The problem -
The records below must be transcribed exactly. Do not include the pictures.

Record excerpts -

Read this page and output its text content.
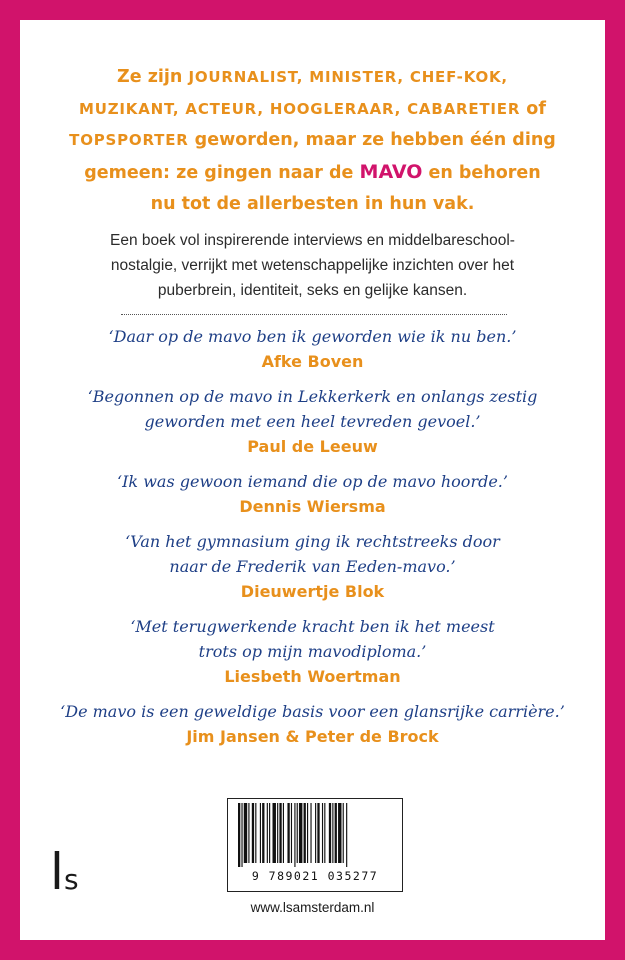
Ze zijn JOURNALIST, MINISTER, CHEF-KOK,
MUZIKANT, ACTEUR, HOOGLERAAR, CABARETIER of
TOPSPORTER geworden, maar ze hebben één ding
gemeen: ze gingen naar de MAVO en behoren
nu tot de allerbesten in hun vak.
Een boek vol inspirerende interviews en middelbareschool-
nostalgie, verrijkt met wetenschappelijke inzichten over het
puberbrein, identiteit, seks en gelijke kansen.
‘Daar op de mavo ben ik geworden wie ik nu ben.’
Afke Boven
‘Begonnen op de mavo in Lekkerkerk en onlangs zestig
geworden met een heel tevreden gevoel.’
Paul de Leeuw
‘Ik was gewoon iemand die op de mavo hoorde.’
Dennis Wiersma
‘Van het gymnasium ging ik rechtstreeks door
naar de Frederik van Eeden-mavo.’
Dieuwertje Blok
‘Met terugwerkende kracht ben ik het meest
trots op mijn mavodiploma.’
Liesbeth Woertman
‘De mavo is een geweldige basis voor een glansrijke carrière.’
Jim Jansen & Peter de Brock
9 789021 035277
l s
www.lsamsterdam.nl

Solution to this task -
Read this page and output its text content.
Ze zijn JOURNALIST, MINISTER, CHEF-KOK,
MUZIKANT, ACTEUR, HOOGLERAAR, CABARETIER of
TOPSPORTER geworden, maar ze hebben één ding
gemeen: ze gingen naar de MAVO en behoren
nu tot de allerbesten in hun vak.
Een boek vol inspirerende interviews en middelbareschool-
nostalgie, verrijkt met wetenschappelijke inzichten over het
puberbrein, identiteit, seks en gelijke kansen.
‘Daar op de mavo ben ik geworden wie ik nu ben.’
Afke Boven
‘Begonnen op de mavo in Lekkerkerk en onlangs zestig
geworden met een heel tevreden gevoel.’
Paul de Leeuw
‘Ik was gewoon iemand die op de mavo hoorde.’
Dennis Wiersma
‘Van het gymnasium ging ik rechtstreeks door
naar de Frederik van Eeden-mavo.’
Dieuwertje Blok
‘Met terugwerkende kracht ben ik het meest
trots op mijn mavodiploma.’
Liesbeth Woertman
‘De mavo is een geweldige basis voor een glansrijke carrière.’
Jim Jansen & Peter de Brock
9 789021 035277
l s
www.lsamsterdam.nl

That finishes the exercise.